[Data entries]
########################################
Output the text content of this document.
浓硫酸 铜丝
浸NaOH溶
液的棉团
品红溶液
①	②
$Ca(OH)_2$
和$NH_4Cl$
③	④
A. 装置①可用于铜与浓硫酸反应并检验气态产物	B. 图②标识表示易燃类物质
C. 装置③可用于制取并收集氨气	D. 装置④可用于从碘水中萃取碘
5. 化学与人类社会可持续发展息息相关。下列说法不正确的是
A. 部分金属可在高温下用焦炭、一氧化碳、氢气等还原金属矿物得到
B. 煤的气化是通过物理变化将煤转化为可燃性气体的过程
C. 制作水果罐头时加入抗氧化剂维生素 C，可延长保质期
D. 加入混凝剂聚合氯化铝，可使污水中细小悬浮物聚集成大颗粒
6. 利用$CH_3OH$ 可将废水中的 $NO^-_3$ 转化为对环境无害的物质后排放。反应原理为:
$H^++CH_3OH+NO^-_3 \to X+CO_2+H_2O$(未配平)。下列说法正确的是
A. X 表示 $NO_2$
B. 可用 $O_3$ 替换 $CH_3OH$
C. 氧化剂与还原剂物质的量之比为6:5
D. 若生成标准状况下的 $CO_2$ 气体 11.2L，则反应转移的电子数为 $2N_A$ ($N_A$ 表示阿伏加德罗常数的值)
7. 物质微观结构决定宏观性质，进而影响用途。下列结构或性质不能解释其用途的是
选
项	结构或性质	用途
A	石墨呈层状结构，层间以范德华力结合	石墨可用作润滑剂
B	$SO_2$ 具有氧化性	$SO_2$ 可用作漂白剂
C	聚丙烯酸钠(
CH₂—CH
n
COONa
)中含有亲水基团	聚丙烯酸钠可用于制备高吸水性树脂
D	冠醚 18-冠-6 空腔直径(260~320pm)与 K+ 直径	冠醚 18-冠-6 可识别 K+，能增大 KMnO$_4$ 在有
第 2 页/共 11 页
########################################
# Task statement
Quote the entire listing above exactly.

# Complete response
Output the text content of this document.
浓硫酸 铜丝
浸NaOH溶
液的棉团
品红溶液
①	②
$Ca(OH)_2$
和$NH_4Cl$
③	④
A. 装置①可用于铜与浓硫酸反应并检验气态产物	B. 图②标识表示易燃类物质
C. 装置③可用于制取并收集氨气	D. 装置④可用于从碘水中萃取碘
5. 化学与人类社会可持续发展息息相关。下列说法不正确的是
A. 部分金属可在高温下用焦炭、一氧化碳、氢气等还原金属矿物得到
B. 煤的气化是通过物理变化将煤转化为可燃性气体的过程
C. 制作水果罐头时加入抗氧化剂维生素 C，可延长保质期
D. 加入混凝剂聚合氯化铝，可使污水中细小悬浮物聚集成大颗粒
6. 利用$CH_3OH$ 可将废水中的 $NO^-_3$ 转化为对环境无害的物质后排放。反应原理为:
$H^++CH_3OH+NO^-_3 \to X+CO_2+H_2O$(未配平)。下列说法正确的是
A. X 表示 $NO_2$
B. 可用 $O_3$ 替换 $CH_3OH$
C. 氧化剂与还原剂物质的量之比为6:5
D. 若生成标准状况下的 $CO_2$ 气体 11.2L，则反应转移的电子数为 $2N_A$ ($N_A$ 表示阿伏加德罗常数的值)
7. 物质微观结构决定宏观性质，进而影响用途。下列结构或性质不能解释其用途的是
选
项	结构或性质	用途
A	石墨呈层状结构，层间以范德华力结合	石墨可用作润滑剂
B	$SO_2$ 具有氧化性	$SO_2$ 可用作漂白剂
C	聚丙烯酸钠(
CH₂—CH
n
COONa
)中含有亲水基团	聚丙烯酸钠可用于制备高吸水性树脂
D	冠醚 18-冠-6 空腔直径(260~320pm)与 K+ 直径	冠醚 18-冠-6 可识别 K+，能增大 KMnO$_4$ 在有
第 2 页/共 11 页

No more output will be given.